> Your instructions
Reproduce the listing below, switching every "diff-marker" to "change-marker" and leaving everything else unchanged.

╭─ Extracted material

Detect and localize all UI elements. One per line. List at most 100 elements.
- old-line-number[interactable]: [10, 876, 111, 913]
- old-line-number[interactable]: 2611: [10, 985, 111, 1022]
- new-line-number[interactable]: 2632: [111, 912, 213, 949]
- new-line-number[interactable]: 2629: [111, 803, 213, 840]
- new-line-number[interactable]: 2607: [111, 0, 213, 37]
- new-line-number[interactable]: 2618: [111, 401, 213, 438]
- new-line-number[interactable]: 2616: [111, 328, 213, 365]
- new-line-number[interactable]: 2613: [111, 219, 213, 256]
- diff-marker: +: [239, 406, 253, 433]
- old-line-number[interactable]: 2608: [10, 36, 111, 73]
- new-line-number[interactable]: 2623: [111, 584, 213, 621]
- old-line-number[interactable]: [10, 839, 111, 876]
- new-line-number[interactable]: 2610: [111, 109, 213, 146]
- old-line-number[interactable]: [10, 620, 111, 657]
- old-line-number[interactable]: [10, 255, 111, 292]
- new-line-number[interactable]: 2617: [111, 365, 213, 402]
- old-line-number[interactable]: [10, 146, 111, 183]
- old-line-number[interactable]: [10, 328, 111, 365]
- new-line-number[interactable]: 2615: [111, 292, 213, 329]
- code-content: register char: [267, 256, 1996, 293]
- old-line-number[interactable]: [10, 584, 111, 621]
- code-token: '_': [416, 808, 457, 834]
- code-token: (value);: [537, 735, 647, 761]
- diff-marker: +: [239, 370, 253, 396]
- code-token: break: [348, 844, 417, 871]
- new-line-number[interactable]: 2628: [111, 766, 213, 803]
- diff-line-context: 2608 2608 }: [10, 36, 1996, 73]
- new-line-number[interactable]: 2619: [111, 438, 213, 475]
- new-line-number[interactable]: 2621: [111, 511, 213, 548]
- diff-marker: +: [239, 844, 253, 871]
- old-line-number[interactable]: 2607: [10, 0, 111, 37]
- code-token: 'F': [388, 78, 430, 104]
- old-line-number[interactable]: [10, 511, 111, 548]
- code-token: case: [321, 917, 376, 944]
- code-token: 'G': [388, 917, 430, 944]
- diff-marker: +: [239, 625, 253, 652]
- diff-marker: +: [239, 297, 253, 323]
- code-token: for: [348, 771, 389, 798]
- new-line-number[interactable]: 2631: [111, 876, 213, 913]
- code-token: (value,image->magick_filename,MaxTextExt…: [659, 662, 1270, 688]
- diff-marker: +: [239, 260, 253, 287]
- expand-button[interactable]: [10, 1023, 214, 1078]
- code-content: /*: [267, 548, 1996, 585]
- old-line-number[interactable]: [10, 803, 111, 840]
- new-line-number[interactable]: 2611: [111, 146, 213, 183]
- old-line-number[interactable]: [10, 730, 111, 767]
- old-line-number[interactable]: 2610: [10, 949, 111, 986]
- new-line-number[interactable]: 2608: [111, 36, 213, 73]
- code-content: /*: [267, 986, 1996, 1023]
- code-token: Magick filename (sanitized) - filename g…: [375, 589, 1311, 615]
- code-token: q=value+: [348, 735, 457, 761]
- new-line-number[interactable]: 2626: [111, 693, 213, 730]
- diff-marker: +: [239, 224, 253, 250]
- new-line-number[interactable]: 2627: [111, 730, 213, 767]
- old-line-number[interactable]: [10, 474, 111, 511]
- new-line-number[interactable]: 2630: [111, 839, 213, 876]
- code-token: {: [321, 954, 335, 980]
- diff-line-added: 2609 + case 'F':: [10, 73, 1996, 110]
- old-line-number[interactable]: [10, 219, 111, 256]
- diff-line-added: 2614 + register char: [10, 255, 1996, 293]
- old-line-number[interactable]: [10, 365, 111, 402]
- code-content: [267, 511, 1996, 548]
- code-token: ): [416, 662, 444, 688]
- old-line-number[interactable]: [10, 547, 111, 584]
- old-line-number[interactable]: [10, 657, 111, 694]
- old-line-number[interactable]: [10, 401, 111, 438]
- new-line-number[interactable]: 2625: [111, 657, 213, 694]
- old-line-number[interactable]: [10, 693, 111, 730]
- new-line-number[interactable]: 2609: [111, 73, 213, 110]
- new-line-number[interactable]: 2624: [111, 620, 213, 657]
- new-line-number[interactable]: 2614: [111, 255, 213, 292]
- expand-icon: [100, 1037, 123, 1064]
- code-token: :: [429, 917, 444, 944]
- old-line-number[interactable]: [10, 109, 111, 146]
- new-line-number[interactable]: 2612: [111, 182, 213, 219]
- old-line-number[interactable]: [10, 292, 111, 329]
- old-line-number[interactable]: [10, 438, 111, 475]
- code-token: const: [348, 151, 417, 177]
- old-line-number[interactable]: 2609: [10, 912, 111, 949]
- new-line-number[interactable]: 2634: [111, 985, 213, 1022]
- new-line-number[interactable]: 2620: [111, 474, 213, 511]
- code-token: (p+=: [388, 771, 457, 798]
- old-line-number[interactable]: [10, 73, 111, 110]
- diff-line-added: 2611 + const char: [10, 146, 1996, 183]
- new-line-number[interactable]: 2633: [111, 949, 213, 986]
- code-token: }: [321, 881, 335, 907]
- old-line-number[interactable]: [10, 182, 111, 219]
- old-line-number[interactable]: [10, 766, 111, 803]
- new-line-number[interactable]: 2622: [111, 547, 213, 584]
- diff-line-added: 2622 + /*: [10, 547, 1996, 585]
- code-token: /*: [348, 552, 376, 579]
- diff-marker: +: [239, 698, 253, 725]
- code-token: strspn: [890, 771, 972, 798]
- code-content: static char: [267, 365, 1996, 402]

╰─

> Task solution
Detect and localize all UI elements. One per line. List at most 100 elements.
- old-line-number[interactable]: [10, 876, 111, 913]
- old-line-number[interactable]: 2611: [10, 985, 111, 1022]
- new-line-number[interactable]: 2632: [111, 912, 213, 949]
- new-line-number[interactable]: 2629: [111, 803, 213, 840]
- new-line-number[interactable]: 2607: [111, 0, 213, 37]
- new-line-number[interactable]: 2618: [111, 401, 213, 438]
- new-line-number[interactable]: 2616: [111, 328, 213, 365]
- new-line-number[interactable]: 2613: [111, 219, 213, 256]
- change-marker: +: [239, 406, 253, 433]
- old-line-number[interactable]: 2608: [10, 36, 111, 73]
- new-line-number[interactable]: 2623: [111, 584, 213, 621]
- old-line-number[interactable]: [10, 839, 111, 876]
- new-line-number[interactable]: 2610: [111, 109, 213, 146]
- old-line-number[interactable]: [10, 620, 111, 657]
- old-line-number[interactable]: [10, 255, 111, 292]
- new-line-number[interactable]: 2617: [111, 365, 213, 402]
- old-line-number[interactable]: [10, 146, 111, 183]
- old-line-number[interactable]: [10, 328, 111, 365]
- new-line-number[interactable]: 2615: [111, 292, 213, 329]
- code-content: register char: [267, 256, 1996, 293]
- old-line-number[interactable]: [10, 584, 111, 621]
- code-token: '_': [416, 808, 457, 834]
- code-token: (value);: [537, 735, 647, 761]
- change-marker: +: [239, 370, 253, 396]
- code-token: break: [348, 844, 417, 871]
- new-line-number[interactable]: 2628: [111, 766, 213, 803]
- diff-line-context: 2608 2608 }: [10, 36, 1996, 73]
- new-line-number[interactable]: 2619: [111, 438, 213, 475]
- new-line-number[interactable]: 2621: [111, 511, 213, 548]
- change-marker: +: [239, 844, 253, 871]
- old-line-number[interactable]: 2607: [10, 0, 111, 37]
- code-token: 'F': [388, 78, 430, 104]
- old-line-number[interactable]: [10, 511, 111, 548]
- code-token: case: [321, 917, 376, 944]
- code-token: 'G': [388, 917, 430, 944]
- change-marker: +: [239, 625, 253, 652]
- change-marker: +: [239, 297, 253, 323]
- code-token: for: [348, 771, 389, 798]
- new-line-number[interactable]: 2631: [111, 876, 213, 913]
- code-token: (value,image->magick_filename,MaxTextExt…: [659, 662, 1270, 688]
- change-marker: +: [239, 260, 253, 287]
- expand-button[interactable]: [10, 1023, 214, 1078]
- code-content: /*: [267, 548, 1996, 585]
- old-line-number[interactable]: [10, 803, 111, 840]
- new-line-number[interactable]: 2611: [111, 146, 213, 183]
- old-line-number[interactable]: [10, 730, 111, 767]
- old-line-number[interactable]: 2610: [10, 949, 111, 986]
- new-line-number[interactable]: 2608: [111, 36, 213, 73]
- code-content: /*: [267, 986, 1996, 1023]
- code-token: Magick filename (sanitized) - filename g…: [375, 589, 1311, 615]
- code-token: q=value+: [348, 735, 457, 761]
- new-line-number[interactable]: 2626: [111, 693, 213, 730]
- change-marker: +: [239, 224, 253, 250]
- new-line-number[interactable]: 2627: [111, 730, 213, 767]
- old-line-number[interactable]: [10, 474, 111, 511]
- new-line-number[interactable]: 2630: [111, 839, 213, 876]
- code-token: {: [321, 954, 335, 980]
- diff-line-added: 2609 + case 'F':: [10, 73, 1996, 110]
- old-line-number[interactable]: [10, 219, 111, 256]
- diff-line-added: 2614 + register char: [10, 255, 1996, 293]
- old-line-number[interactable]: [10, 365, 111, 402]
- code-content: [267, 511, 1996, 548]
- code-token: ): [416, 662, 444, 688]
- old-line-number[interactable]: [10, 547, 111, 584]
- old-line-number[interactable]: [10, 657, 111, 694]
- old-line-number[interactable]: [10, 401, 111, 438]
- new-line-number[interactable]: 2625: [111, 657, 213, 694]
- old-line-number[interactable]: [10, 693, 111, 730]
- new-line-number[interactable]: 2609: [111, 73, 213, 110]
- new-line-number[interactable]: 2624: [111, 620, 213, 657]
- new-line-number[interactable]: 2614: [111, 255, 213, 292]
- expand-icon: [100, 1037, 123, 1064]
- code-token: :: [429, 917, 444, 944]
- old-line-number[interactable]: [10, 109, 111, 146]
- new-line-number[interactable]: 2612: [111, 182, 213, 219]
- old-line-number[interactable]: [10, 292, 111, 329]
- old-line-number[interactable]: [10, 438, 111, 475]
- code-token: const: [348, 151, 417, 177]
- old-line-number[interactable]: 2609: [10, 912, 111, 949]
- new-line-number[interactable]: 2634: [111, 985, 213, 1022]
- new-line-number[interactable]: 2620: [111, 474, 213, 511]
- code-token: (p+=: [388, 771, 457, 798]
- old-line-number[interactable]: [10, 73, 111, 110]
- diff-line-added: 2611 + const char: [10, 146, 1996, 183]
- new-line-number[interactable]: 2633: [111, 949, 213, 986]
- code-token: }: [321, 881, 335, 907]
- old-line-number[interactable]: [10, 182, 111, 219]
- old-line-number[interactable]: [10, 766, 111, 803]
- new-line-number[interactable]: 2622: [111, 547, 213, 584]
- diff-line-added: 2622 + /*: [10, 547, 1996, 585]
- code-token: /*: [348, 552, 376, 579]
- change-marker: +: [239, 698, 253, 725]
- code-token: strspn: [890, 771, 972, 798]
- code-content: static char: [267, 365, 1996, 402]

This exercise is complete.